The request: Lines containing the word "time" are to be located and copied.

Information given:
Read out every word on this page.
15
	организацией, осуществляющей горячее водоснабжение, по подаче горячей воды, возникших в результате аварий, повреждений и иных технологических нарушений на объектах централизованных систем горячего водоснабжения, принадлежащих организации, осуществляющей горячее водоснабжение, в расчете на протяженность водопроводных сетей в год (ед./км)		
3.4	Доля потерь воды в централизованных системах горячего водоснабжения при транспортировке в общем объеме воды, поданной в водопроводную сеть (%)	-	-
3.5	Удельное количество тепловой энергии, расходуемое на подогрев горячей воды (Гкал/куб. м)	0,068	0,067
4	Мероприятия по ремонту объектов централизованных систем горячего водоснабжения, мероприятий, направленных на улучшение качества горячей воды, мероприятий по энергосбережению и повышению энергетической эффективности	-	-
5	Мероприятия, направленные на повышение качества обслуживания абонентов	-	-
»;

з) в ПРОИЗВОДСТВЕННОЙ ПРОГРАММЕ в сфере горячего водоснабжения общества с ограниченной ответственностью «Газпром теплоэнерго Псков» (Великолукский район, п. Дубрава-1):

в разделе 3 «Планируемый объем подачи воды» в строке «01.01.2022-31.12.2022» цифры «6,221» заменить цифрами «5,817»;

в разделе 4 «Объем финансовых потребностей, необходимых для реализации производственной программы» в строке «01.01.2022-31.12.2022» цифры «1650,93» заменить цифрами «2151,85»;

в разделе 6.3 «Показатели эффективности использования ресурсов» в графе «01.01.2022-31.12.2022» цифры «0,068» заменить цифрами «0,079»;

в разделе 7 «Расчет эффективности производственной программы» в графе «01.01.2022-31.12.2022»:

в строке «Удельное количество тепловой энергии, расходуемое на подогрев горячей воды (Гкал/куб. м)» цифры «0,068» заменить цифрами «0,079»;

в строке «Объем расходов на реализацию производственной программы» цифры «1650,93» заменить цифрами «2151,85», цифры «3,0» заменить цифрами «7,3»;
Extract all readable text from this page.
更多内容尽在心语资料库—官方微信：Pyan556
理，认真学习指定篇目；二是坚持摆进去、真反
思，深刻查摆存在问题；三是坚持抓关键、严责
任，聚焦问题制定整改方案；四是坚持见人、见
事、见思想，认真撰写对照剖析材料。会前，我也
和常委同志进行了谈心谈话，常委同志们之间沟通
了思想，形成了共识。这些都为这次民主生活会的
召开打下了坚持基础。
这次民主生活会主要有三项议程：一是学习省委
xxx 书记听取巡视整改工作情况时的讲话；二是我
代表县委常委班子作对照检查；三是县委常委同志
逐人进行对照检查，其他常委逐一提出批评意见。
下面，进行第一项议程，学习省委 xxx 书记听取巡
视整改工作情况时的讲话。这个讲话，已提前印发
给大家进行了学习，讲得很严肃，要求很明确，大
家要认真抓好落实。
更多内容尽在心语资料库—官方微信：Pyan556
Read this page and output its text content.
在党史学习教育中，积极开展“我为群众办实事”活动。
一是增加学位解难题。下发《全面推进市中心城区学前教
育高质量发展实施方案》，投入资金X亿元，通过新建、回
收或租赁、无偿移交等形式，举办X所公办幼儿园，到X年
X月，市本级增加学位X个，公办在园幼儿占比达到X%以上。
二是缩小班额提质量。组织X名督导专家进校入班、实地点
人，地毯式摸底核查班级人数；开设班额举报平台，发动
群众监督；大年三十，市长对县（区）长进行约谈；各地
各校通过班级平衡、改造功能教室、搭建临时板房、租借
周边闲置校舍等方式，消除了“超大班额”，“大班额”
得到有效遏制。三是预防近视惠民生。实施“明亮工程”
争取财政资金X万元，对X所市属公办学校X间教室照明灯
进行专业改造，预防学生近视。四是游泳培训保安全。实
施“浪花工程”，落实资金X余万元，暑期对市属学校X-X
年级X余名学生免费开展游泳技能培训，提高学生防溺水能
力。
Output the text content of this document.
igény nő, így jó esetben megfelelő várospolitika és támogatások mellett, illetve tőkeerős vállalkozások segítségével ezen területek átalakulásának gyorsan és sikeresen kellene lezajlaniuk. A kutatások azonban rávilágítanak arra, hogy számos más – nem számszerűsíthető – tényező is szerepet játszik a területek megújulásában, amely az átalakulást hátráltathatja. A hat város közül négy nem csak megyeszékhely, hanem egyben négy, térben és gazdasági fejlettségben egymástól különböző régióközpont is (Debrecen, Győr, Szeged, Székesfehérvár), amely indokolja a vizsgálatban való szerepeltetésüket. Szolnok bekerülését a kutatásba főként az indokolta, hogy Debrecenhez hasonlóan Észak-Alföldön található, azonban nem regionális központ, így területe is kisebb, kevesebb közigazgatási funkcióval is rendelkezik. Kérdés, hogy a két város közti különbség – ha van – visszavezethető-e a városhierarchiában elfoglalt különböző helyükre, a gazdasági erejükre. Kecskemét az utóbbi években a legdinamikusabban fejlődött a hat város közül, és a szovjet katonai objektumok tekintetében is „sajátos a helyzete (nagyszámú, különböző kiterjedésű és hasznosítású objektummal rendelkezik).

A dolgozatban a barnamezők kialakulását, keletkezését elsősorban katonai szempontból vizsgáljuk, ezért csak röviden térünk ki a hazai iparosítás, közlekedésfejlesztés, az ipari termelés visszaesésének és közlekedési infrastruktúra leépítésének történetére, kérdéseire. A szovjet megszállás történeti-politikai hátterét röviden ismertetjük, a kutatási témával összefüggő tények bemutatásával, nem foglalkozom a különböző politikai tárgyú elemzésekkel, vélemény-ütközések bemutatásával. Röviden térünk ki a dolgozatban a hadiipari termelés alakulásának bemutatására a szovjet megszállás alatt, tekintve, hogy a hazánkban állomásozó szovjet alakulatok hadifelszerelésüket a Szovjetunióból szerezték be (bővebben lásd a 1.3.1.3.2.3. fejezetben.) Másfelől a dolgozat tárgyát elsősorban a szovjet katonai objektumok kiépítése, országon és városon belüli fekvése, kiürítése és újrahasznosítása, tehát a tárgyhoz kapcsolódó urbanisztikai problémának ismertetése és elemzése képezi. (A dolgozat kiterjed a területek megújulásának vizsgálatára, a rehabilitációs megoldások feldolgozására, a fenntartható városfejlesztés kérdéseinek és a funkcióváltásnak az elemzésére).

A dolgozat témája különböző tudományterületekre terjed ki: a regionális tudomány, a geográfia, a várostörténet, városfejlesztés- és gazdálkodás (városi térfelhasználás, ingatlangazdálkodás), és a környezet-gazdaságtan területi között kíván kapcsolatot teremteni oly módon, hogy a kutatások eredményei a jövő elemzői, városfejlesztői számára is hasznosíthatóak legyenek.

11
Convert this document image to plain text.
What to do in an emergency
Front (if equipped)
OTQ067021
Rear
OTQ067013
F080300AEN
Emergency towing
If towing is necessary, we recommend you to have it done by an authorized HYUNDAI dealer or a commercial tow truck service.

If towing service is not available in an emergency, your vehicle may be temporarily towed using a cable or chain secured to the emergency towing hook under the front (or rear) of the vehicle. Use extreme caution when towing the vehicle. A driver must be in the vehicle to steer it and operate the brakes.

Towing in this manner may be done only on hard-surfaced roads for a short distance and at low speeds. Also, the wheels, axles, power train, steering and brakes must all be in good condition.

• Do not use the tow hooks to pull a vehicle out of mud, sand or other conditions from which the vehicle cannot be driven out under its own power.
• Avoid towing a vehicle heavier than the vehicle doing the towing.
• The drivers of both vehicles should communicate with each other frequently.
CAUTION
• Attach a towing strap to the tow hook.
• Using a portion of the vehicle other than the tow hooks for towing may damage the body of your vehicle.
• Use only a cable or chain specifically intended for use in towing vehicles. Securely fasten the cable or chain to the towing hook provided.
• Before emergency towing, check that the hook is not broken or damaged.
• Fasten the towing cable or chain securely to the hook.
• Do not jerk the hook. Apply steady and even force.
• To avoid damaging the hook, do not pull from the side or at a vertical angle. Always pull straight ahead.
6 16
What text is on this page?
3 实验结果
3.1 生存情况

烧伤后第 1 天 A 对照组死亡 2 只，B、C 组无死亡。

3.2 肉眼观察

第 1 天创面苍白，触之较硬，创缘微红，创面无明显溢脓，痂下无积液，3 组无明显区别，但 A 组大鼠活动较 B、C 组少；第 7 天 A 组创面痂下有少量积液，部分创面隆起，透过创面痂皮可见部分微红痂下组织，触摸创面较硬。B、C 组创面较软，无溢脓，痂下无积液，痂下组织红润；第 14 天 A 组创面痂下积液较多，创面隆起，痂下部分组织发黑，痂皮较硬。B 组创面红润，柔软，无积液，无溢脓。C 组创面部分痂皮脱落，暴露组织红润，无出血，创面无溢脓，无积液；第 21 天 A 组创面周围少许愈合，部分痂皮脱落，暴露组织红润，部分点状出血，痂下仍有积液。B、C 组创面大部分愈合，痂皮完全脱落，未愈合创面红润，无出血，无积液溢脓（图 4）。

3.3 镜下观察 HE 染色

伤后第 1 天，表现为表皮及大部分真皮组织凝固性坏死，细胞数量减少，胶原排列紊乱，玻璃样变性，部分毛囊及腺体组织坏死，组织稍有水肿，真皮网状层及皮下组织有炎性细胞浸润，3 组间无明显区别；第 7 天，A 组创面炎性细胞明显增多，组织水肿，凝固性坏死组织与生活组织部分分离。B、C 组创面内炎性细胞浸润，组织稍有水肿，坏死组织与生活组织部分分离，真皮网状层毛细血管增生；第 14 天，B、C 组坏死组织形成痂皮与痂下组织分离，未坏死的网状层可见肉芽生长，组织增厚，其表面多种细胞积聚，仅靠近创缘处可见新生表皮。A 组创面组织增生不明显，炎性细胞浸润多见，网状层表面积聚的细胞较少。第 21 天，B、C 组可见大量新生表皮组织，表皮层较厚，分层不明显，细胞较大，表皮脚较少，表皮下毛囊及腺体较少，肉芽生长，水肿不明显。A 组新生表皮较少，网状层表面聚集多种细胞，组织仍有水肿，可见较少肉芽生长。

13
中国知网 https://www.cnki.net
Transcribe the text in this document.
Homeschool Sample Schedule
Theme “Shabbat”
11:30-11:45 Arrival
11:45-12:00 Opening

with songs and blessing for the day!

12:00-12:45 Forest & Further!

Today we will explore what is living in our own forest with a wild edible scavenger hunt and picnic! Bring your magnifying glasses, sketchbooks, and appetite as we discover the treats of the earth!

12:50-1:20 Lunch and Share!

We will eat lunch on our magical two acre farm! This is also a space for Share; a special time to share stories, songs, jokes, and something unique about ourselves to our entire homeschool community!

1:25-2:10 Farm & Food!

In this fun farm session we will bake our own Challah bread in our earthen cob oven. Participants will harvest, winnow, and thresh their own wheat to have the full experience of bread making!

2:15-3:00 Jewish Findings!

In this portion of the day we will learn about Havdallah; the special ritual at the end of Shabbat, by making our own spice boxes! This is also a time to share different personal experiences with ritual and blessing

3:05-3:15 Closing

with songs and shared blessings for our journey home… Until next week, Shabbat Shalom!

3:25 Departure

Solution:
We will eat lunch on our magical two acre farm! This is also a space for Share; a special time to share stories, songs, jokes, and something unique about ourselves to our entire homeschool community!
In this portion of the day we will learn about Havdallah; the special ritual at the end of Shabbat, by making our own spice boxes! This is also a time to share different personal experiences with ritual and blessing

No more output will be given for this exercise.